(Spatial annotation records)
○ ○ ○ ○ ○ ○ ○
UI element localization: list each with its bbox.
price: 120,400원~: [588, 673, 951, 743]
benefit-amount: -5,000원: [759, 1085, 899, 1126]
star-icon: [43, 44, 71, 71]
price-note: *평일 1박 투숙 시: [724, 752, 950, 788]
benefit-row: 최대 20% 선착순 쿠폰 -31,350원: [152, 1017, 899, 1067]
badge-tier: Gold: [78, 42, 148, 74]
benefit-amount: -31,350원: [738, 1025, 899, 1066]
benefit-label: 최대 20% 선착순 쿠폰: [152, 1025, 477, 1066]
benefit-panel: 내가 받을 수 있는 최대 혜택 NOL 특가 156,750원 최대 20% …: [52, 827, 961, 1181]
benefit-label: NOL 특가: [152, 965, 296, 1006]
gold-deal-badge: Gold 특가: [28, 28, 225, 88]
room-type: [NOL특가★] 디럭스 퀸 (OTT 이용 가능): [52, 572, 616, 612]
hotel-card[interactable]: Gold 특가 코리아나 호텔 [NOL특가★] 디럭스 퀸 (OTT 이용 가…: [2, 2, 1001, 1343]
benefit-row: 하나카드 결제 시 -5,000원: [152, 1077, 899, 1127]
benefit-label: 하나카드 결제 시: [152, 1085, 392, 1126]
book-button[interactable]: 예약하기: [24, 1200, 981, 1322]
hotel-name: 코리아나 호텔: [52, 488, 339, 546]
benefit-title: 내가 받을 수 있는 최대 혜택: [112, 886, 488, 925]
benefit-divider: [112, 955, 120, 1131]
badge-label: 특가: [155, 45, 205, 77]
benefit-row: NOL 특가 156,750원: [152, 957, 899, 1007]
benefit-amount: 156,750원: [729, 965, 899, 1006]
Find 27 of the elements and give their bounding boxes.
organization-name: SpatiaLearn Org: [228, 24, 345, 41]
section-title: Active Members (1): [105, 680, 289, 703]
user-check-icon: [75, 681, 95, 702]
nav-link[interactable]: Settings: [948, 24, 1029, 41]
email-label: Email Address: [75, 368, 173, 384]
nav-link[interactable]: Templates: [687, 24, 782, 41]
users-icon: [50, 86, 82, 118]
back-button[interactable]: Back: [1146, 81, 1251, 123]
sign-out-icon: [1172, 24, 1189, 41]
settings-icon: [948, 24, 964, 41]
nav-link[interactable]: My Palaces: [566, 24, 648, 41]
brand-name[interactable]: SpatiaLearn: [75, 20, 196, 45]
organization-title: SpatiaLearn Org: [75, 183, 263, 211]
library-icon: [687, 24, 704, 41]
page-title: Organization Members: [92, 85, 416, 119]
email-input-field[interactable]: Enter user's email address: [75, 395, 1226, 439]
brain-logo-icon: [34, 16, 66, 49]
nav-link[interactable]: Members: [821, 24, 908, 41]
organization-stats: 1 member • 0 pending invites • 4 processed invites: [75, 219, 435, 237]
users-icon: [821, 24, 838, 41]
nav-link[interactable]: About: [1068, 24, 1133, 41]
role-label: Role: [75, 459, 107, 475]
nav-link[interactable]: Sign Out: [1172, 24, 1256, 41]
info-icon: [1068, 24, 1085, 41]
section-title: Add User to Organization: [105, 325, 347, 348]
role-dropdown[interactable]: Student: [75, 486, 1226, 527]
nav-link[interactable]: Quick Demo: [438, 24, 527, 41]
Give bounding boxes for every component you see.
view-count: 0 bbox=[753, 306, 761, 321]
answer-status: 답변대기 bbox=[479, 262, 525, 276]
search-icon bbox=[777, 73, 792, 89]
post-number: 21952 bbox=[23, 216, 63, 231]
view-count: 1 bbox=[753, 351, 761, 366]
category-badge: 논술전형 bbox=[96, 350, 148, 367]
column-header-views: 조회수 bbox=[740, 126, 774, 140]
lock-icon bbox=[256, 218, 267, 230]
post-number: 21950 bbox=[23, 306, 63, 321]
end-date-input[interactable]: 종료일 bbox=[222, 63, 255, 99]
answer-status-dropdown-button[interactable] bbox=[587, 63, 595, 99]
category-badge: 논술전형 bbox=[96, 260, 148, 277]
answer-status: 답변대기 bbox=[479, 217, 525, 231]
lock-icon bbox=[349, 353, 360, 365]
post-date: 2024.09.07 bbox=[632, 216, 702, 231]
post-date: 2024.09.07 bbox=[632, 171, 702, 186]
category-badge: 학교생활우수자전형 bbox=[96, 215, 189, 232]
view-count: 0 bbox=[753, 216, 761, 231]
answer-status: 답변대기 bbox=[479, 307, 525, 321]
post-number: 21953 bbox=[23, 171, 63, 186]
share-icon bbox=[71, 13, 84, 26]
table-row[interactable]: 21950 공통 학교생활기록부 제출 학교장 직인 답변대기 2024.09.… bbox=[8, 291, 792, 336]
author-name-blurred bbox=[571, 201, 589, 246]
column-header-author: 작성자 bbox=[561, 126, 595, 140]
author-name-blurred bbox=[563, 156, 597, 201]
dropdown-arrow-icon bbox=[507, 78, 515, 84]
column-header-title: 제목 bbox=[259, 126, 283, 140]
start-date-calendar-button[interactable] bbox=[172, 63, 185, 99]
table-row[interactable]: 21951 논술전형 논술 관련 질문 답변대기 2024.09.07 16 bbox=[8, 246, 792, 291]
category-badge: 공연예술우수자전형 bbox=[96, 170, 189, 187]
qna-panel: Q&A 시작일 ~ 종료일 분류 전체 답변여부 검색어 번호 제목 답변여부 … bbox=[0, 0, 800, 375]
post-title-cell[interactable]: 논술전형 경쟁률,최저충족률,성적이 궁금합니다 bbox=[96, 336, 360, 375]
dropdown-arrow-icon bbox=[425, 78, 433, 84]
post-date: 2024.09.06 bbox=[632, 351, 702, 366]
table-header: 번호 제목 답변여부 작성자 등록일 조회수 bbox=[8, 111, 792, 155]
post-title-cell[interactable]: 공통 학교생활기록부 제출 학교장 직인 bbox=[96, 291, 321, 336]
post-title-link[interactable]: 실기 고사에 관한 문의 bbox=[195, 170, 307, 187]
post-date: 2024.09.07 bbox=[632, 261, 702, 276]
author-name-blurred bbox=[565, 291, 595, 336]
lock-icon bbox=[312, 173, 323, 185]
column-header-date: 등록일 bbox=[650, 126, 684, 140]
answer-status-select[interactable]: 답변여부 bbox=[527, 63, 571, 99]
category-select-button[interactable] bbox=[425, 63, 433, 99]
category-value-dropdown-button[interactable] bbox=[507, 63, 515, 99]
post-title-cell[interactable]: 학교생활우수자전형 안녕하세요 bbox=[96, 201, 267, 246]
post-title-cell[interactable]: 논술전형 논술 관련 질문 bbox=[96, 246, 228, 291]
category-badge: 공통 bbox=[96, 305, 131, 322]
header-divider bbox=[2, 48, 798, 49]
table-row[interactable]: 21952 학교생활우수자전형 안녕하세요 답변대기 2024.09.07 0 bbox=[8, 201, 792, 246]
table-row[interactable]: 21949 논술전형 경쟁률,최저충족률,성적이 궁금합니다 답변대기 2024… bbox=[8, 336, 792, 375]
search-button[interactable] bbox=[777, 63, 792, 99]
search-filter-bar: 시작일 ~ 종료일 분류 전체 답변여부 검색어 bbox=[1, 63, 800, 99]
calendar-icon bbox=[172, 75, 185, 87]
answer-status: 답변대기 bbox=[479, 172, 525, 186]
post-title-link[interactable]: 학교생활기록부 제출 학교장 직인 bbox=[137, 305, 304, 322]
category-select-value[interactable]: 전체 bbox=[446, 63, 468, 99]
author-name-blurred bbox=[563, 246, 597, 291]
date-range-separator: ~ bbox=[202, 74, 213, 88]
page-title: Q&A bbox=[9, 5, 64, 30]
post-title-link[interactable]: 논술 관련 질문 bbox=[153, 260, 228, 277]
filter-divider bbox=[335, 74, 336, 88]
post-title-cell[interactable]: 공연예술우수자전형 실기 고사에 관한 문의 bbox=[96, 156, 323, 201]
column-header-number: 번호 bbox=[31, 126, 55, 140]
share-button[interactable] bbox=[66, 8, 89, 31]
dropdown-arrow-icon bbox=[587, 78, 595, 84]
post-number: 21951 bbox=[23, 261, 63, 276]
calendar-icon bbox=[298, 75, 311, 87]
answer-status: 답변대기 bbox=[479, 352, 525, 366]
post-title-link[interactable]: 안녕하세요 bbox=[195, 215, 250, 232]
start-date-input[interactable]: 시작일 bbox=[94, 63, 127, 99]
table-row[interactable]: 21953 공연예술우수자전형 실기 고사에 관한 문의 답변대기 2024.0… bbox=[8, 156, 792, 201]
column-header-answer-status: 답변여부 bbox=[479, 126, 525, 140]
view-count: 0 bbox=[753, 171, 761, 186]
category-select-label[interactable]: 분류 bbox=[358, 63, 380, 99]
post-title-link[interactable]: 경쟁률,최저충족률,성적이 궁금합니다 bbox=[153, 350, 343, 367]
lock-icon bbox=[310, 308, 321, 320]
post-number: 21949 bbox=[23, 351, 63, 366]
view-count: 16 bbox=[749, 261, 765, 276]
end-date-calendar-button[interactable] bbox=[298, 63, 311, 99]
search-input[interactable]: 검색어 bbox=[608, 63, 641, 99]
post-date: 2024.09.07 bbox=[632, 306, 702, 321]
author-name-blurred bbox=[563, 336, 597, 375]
○ ○ ○ ○ ○ ○ ○
**Given instruction**
Copy the data word for word, starting at its very first line and ending with the line that contains "benefit-amount: -31,350원: [738, 1025, 899, 1066]", including that line.

**Solution to the problem**
UI element localization: list each with its bbox.
price: 120,400원~: [588, 673, 951, 743]
benefit-amount: -5,000원: [759, 1085, 899, 1126]
star-icon: [43, 44, 71, 71]
price-note: *평일 1박 투숙 시: [724, 752, 950, 788]
benefit-row: 최대 20% 선착순 쿠폰 -31,350원: [152, 1017, 899, 1067]
badge-tier: Gold: [78, 42, 148, 74]
benefit-amount: -31,350원: [738, 1025, 899, 1066]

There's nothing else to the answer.